[Collected data entries]
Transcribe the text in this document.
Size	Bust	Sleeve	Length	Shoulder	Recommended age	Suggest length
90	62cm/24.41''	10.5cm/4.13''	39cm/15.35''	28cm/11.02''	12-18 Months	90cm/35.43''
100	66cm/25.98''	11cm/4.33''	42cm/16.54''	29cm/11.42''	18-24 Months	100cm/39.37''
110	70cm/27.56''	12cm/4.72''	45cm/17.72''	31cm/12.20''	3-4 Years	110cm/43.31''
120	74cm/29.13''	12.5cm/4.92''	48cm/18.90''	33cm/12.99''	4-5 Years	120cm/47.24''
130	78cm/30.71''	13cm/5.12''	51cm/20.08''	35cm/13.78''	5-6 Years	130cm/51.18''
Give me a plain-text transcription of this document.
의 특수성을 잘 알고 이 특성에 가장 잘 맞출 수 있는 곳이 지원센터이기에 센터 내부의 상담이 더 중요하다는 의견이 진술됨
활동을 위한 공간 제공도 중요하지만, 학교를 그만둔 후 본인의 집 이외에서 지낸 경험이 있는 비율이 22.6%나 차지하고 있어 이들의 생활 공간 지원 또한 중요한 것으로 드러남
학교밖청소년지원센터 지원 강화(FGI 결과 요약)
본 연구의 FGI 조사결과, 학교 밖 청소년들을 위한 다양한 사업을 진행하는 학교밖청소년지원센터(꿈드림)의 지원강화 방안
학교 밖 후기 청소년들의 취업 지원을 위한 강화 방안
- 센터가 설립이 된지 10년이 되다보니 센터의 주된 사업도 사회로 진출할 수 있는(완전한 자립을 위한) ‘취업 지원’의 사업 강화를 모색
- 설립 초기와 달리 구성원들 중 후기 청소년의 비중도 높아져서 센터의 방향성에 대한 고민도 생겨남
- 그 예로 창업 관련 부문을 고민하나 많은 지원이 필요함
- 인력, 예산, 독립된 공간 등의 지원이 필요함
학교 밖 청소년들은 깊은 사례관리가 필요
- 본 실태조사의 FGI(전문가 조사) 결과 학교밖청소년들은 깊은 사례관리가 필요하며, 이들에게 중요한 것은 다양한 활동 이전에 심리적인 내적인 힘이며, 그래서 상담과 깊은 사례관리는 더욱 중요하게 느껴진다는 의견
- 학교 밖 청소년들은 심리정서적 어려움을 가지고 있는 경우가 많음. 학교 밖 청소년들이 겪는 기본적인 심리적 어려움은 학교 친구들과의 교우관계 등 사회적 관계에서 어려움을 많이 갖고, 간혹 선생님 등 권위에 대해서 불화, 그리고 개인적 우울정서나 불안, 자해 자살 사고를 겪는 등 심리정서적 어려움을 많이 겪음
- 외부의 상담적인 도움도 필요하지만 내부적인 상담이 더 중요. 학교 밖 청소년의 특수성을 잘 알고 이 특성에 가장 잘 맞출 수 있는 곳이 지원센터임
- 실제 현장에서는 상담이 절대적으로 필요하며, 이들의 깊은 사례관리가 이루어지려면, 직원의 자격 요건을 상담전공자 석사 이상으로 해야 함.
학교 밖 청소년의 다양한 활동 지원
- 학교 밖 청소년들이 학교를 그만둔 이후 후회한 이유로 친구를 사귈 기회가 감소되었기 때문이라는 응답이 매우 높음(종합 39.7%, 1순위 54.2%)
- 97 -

What is needed: Retype every entry word for word.

Complete response:
Transcribe the text in this document.
Size	Bust	Sleeve	Length	Shoulder	Recommended age	Suggest length
90	62cm/24.41''	10.5cm/4.13''	39cm/15.35''	28cm/11.02''	12-18 Months	90cm/35.43''
100	66cm/25.98''	11cm/4.33''	42cm/16.54''	29cm/11.42''	18-24 Months	100cm/39.37''
110	70cm/27.56''	12cm/4.72''	45cm/17.72''	31cm/12.20''	3-4 Years	110cm/43.31''
120	74cm/29.13''	12.5cm/4.92''	48cm/18.90''	33cm/12.99''	4-5 Years	120cm/47.24''
130	78cm/30.71''	13cm/5.12''	51cm/20.08''	35cm/13.78''	5-6 Years	130cm/51.18''
Give me a plain-text transcription of this document.
의 특수성을 잘 알고 이 특성에 가장 잘 맞출 수 있는 곳이 지원센터이기에 센터 내부의 상담이 더 중요하다는 의견이 진술됨
활동을 위한 공간 제공도 중요하지만, 학교를 그만둔 후 본인의 집 이외에서 지낸 경험이 있는 비율이 22.6%나 차지하고 있어 이들의 생활 공간 지원 또한 중요한 것으로 드러남
학교밖청소년지원센터 지원 강화(FGI 결과 요약)
본 연구의 FGI 조사결과, 학교 밖 청소년들을 위한 다양한 사업을 진행하는 학교밖청소년지원센터(꿈드림)의 지원강화 방안
학교 밖 후기 청소년들의 취업 지원을 위한 강화 방안
- 센터가 설립이 된지 10년이 되다보니 센터의 주된 사업도 사회로 진출할 수 있는(완전한 자립을 위한) ‘취업 지원’의 사업 강화를 모색
- 설립 초기와 달리 구성원들 중 후기 청소년의 비중도 높아져서 센터의 방향성에 대한 고민도 생겨남
- 그 예로 창업 관련 부문을 고민하나 많은 지원이 필요함
- 인력, 예산, 독립된 공간 등의 지원이 필요함
학교 밖 청소년들은 깊은 사례관리가 필요
- 본 실태조사의 FGI(전문가 조사) 결과 학교밖청소년들은 깊은 사례관리가 필요하며, 이들에게 중요한 것은 다양한 활동 이전에 심리적인 내적인 힘이며, 그래서 상담과 깊은 사례관리는 더욱 중요하게 느껴진다는 의견
- 학교 밖 청소년들은 심리정서적 어려움을 가지고 있는 경우가 많음. 학교 밖 청소년들이 겪는 기본적인 심리적 어려움은 학교 친구들과의 교우관계 등 사회적 관계에서 어려움을 많이 갖고, 간혹 선생님 등 권위에 대해서 불화, 그리고 개인적 우울정서나 불안, 자해 자살 사고를 겪는 등 심리정서적 어려움을 많이 겪음
- 외부의 상담적인 도움도 필요하지만 내부적인 상담이 더 중요. 학교 밖 청소년의 특수성을 잘 알고 이 특성에 가장 잘 맞출 수 있는 곳이 지원센터임
- 실제 현장에서는 상담이 절대적으로 필요하며, 이들의 깊은 사례관리가 이루어지려면, 직원의 자격 요건을 상담전공자 석사 이상으로 해야 함.
학교 밖 청소년의 다양한 활동 지원
- 학교 밖 청소년들이 학교를 그만둔 이후 후회한 이유로 친구를 사귈 기회가 감소되었기 때문이라는 응답이 매우 높음(종합 39.7%, 1순위 54.2%)
- 97 -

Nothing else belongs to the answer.